## Given task
Give an exact transcription of every line, dropping the images.

--- --- ---

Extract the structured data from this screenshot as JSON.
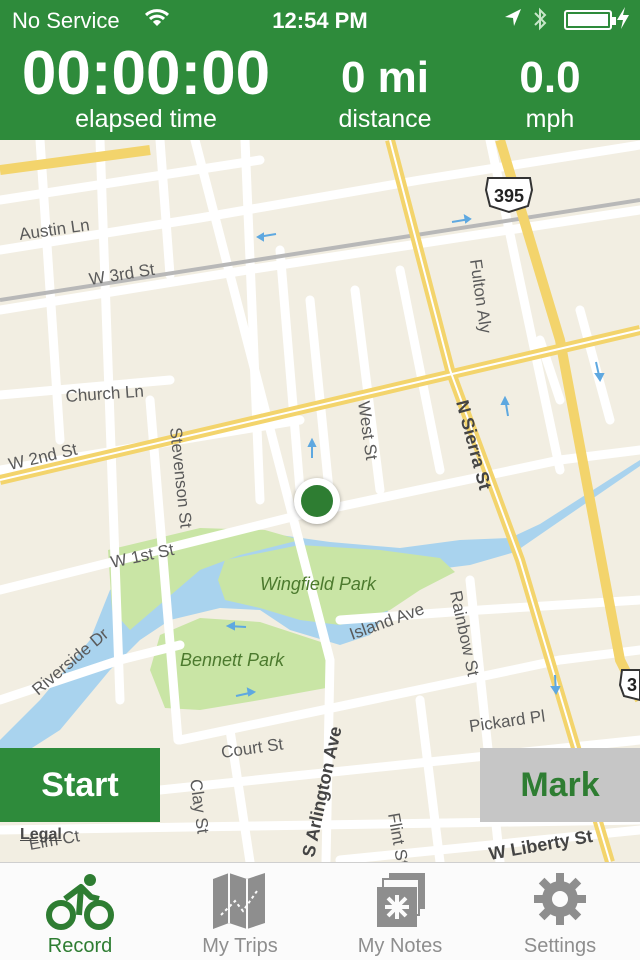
{
  "status_bar": {
    "carrier": "No Service",
    "time": "12:54 PM"
  },
  "stats": {
    "elapsed": {
      "value": "00:00:00",
      "label": "elapsed time"
    },
    "distance": {
      "value": "0 mi",
      "label": "distance"
    },
    "speed": {
      "value": "0.0",
      "label": "mph"
    }
  },
  "map": {
    "streets": {
      "austin": "Austin Ln",
      "w3rd": "W 3rd St",
      "church": "Church Ln",
      "w2nd": "W 2nd St",
      "w1st": "W 1st St",
      "stevenson": "Stevenson St",
      "west": "West St",
      "nsierra": "N Sierra St",
      "fulton": "Fulton Aly",
      "riverside": "Riverside Dr",
      "island": "Island Ave",
      "rainbow": "Rainbow St",
      "court": "Court St",
      "clay": "Clay St",
      "arlington": "S Arlington Ave",
      "flint": "Flint St",
      "pickard": "Pickard Pl",
      "wliberty": "W Liberty St",
      "elm": "Elm Ct"
    },
    "parks": {
      "wingfield": "Wingfield Park",
      "bennett": "Bennett Park"
    },
    "shields": {
      "us395": "395",
      "edge": "3"
    },
    "legal": "Legal"
  },
  "controls": {
    "start": "Start",
    "mark": "Mark"
  },
  "tabs": [
    {
      "label": "Record",
      "icon": "bicycle-icon"
    },
    {
      "label": "My Trips",
      "icon": "map-icon"
    },
    {
      "label": "My Notes",
      "icon": "notes-icon"
    },
    {
      "label": "Settings",
      "icon": "gear-icon"
    }
  ],
  "colors": {
    "brand_green": "#2e8b3b",
    "active_tab": "#2e7d32",
    "inactive_tab": "#8e8e8e",
    "map_land": "#f2eee2",
    "water": "#a9d3ee",
    "park": "#c9e5a5"
  }
}
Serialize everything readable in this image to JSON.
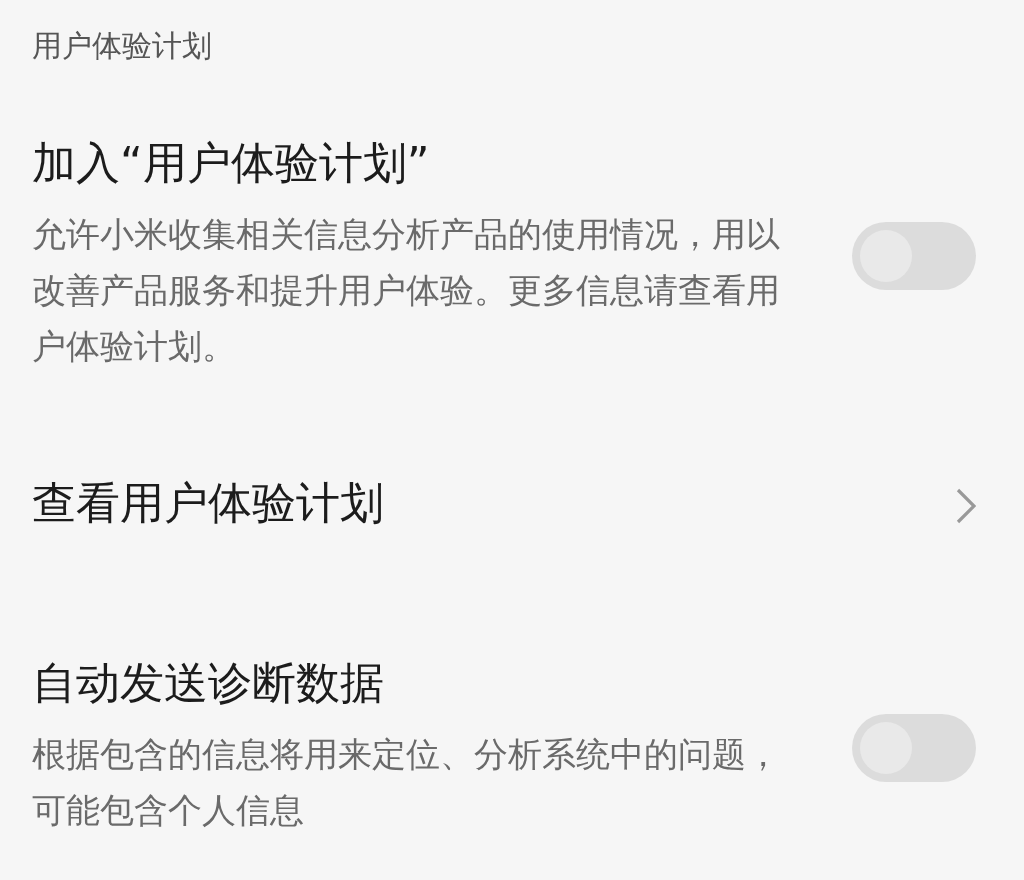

--- --- ---

## Solution for this problem
Extract the structured data from this screenshot as JSON.
{
  "status_bar": {
    "carrier": "No Service",
    "time": "12:54 PM"
  },
  "stats": {
    "elapsed": {
      "value": "00:00:00",
      "label": "elapsed time"
    },
    "distance": {
      "value": "0 mi",
      "label": "distance"
    },
    "speed": {
      "value": "0.0",
      "label": "mph"
    }
  },
  "map": {
    "streets": {
      "austin": "Austin Ln",
      "w3rd": "W 3rd St",
      "church": "Church Ln",
      "w2nd": "W 2nd St",
      "w1st": "W 1st St",
      "stevenson": "Stevenson St",
      "west": "West St",
      "nsierra": "N Sierra St",
      "fulton": "Fulton Aly",
      "riverside": "Riverside Dr",
      "island": "Island Ave",
      "rainbow": "Rainbow St",
      "court": "Court St",
      "clay": "Clay St",
      "arlington": "S Arlington Ave",
      "flint": "Flint St",
      "pickard": "Pickard Pl",
      "wliberty": "W Liberty St",
      "elm": "Elm Ct"
    },
    "parks": {
      "wingfield": "Wingfield Park",
      "bennett": "Bennett Park"
    },
    "shields": {
      "us395": "395",
      "edge": "3"
    },
    "legal": "Legal"
  },
  "controls": {
    "start": "Start",
    "mark": "Mark"
  },
  "tabs": [
    {
      "label": "Record",
      "icon": "bicycle-icon"
    },
    {
      "label": "My Trips",
      "icon": "map-icon"
    },
    {
      "label": "My Notes",
      "icon": "notes-icon"
    },
    {
      "label": "Settings",
      "icon": "gear-icon"
    }
  ],
  "colors": {
    "brand_green": "#2e8b3b",
    "active_tab": "#2e7d32",
    "inactive_tab": "#8e8e8e",
    "map_land": "#f2eee2",
    "water": "#a9d3ee",
    "park": "#c9e5a5"
  }
}
Serialize everything readable in this image to JSON.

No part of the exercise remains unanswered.